**Exercise goal**. From the listing that follows, extract every line and set it down unaltered.

**Stored rows**.
___

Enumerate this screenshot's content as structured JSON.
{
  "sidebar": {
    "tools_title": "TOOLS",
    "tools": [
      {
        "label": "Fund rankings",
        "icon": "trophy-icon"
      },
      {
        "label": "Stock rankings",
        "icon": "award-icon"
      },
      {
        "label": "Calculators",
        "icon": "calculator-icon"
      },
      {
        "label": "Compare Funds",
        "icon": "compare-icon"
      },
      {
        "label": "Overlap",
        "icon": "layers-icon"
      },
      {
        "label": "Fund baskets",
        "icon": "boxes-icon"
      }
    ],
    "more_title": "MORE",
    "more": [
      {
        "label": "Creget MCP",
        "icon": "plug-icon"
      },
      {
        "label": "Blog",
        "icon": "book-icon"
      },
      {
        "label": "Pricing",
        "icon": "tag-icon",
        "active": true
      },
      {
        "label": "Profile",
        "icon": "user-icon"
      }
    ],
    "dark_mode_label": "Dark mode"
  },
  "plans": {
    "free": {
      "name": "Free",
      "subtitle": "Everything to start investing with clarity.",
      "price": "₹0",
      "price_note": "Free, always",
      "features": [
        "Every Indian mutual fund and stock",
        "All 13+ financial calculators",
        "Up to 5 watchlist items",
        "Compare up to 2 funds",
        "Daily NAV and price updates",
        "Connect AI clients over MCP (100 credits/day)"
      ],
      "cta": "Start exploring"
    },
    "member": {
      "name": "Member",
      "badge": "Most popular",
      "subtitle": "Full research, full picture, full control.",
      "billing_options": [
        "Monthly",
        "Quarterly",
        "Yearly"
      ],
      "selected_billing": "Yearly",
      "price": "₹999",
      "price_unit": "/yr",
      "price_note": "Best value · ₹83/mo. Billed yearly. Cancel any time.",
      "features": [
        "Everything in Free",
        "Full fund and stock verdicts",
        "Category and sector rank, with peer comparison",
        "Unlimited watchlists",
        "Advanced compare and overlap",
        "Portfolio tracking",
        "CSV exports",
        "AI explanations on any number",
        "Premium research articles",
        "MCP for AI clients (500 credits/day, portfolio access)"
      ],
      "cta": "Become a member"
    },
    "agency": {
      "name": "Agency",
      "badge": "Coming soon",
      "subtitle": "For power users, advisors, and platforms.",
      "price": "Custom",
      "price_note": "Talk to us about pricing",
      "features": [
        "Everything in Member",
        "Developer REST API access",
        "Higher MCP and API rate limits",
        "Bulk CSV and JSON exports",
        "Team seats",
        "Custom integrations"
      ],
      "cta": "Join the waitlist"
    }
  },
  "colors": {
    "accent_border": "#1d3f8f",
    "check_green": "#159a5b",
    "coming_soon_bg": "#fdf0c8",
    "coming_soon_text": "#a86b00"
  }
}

___

**Response**.
Enumerate this screenshot's content as structured JSON.
{
  "sidebar": {
    "tools_title": "TOOLS",
    "tools": [
      {
        "label": "Fund rankings",
        "icon": "trophy-icon"
      },
      {
        "label": "Stock rankings",
        "icon": "award-icon"
      },
      {
        "label": "Calculators",
        "icon": "calculator-icon"
      },
      {
        "label": "Compare Funds",
        "icon": "compare-icon"
      },
      {
        "label": "Overlap",
        "icon": "layers-icon"
      },
      {
        "label": "Fund baskets",
        "icon": "boxes-icon"
      }
    ],
    "more_title": "MORE",
    "more": [
      {
        "label": "Creget MCP",
        "icon": "plug-icon"
      },
      {
        "label": "Blog",
        "icon": "book-icon"
      },
      {
        "label": "Pricing",
        "icon": "tag-icon",
        "active": true
      },
      {
        "label": "Profile",
        "icon": "user-icon"
      }
    ],
    "dark_mode_label": "Dark mode"
  },
  "plans": {
    "free": {
      "name": "Free",
      "subtitle": "Everything to start investing with clarity.",
      "price": "₹0",
      "price_note": "Free, always",
      "features": [
        "Every Indian mutual fund and stock",
        "All 13+ financial calculators",
        "Up to 5 watchlist items",
        "Compare up to 2 funds",
        "Daily NAV and price updates",
        "Connect AI clients over MCP (100 credits/day)"
      ],
      "cta": "Start exploring"
    },
    "member": {
      "name": "Member",
      "badge": "Most popular",
      "subtitle": "Full research, full picture, full control.",
      "billing_options": [
        "Monthly",
        "Quarterly",
        "Yearly"
      ],
      "selected_billing": "Yearly",
      "price": "₹999",
      "price_unit": "/yr",
      "price_note": "Best value · ₹83/mo. Billed yearly. Cancel any time.",
      "features": [
        "Everything in Free",
        "Full fund and stock verdicts",
        "Category and sector rank, with peer comparison",
        "Unlimited watchlists",
        "Advanced compare and overlap",
        "Portfolio tracking",
        "CSV exports",
        "AI explanations on any number",
        "Premium research articles",
        "MCP for AI clients (500 credits/day, portfolio access)"
      ],
      "cta": "Become a member"
    },
    "agency": {
      "name": "Agency",
      "badge": "Coming soon",
      "subtitle": "For power users, advisors, and platforms.",
      "price": "Custom",
      "price_note": "Talk to us about pricing",
      "features": [
        "Everything in Member",
        "Developer REST API access",
        "Higher MCP and API rate limits",
        "Bulk CSV and JSON exports",
        "Team seats",
        "Custom integrations"
      ],
      "cta": "Join the waitlist"
    }
  },
  "colors": {
    "accent_border": "#1d3f8f",
    "check_green": "#159a5b",
    "coming_soon_bg": "#fdf0c8",
    "coming_soon_text": "#a86b00"
  }
}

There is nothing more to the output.